[START OF The records]

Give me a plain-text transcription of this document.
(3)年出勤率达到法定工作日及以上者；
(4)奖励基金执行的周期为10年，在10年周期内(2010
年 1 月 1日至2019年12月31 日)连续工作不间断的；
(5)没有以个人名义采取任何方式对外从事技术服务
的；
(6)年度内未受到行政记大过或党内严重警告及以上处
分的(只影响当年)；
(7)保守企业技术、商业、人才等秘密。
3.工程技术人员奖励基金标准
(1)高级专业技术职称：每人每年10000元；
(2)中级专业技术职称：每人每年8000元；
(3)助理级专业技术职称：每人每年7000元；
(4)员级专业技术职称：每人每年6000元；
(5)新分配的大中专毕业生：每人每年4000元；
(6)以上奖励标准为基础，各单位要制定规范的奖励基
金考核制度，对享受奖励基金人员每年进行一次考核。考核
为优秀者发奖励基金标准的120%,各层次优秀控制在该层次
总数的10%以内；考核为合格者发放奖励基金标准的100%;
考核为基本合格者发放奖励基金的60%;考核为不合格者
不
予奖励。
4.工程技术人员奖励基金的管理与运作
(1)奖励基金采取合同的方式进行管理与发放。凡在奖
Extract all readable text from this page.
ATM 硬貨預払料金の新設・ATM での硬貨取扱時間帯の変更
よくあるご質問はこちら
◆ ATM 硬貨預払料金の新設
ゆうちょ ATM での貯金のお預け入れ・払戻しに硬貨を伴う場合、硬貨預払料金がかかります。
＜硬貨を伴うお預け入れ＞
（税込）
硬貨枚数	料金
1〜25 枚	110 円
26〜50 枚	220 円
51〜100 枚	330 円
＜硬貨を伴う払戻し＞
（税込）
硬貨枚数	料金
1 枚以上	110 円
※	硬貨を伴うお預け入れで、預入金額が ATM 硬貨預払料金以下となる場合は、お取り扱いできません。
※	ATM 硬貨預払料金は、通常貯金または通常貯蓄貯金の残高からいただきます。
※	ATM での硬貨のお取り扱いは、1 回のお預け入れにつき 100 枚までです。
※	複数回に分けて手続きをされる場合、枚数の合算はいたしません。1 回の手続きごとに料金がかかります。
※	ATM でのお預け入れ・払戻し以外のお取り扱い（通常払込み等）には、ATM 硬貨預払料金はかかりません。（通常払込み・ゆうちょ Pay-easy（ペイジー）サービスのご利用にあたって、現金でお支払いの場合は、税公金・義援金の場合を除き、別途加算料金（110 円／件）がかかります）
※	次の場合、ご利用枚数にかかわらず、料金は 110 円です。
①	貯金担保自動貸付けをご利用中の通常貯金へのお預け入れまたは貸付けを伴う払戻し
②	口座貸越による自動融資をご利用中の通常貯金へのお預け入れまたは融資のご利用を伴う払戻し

[END OF The records]

### Written exercise
List every line above that contains the word "ゆうちょ".

### The completed task
ゆうちょ ATM での貯金のお預け入れ・払戻しに硬貨を伴う場合、硬貨預払料金がかかります。
※	ATM でのお預け入れ・払戻し以外のお取り扱い（通常払込み等）には、ATM 硬貨預払料金はかかりません。（通常払込み・ゆうちょ Pay-easy（ペイジー）サービスのご利用にあたって、現金でお支払いの場合は、税公金・義援金の場合を除き、別途加算料金（110 円／件）がかかります）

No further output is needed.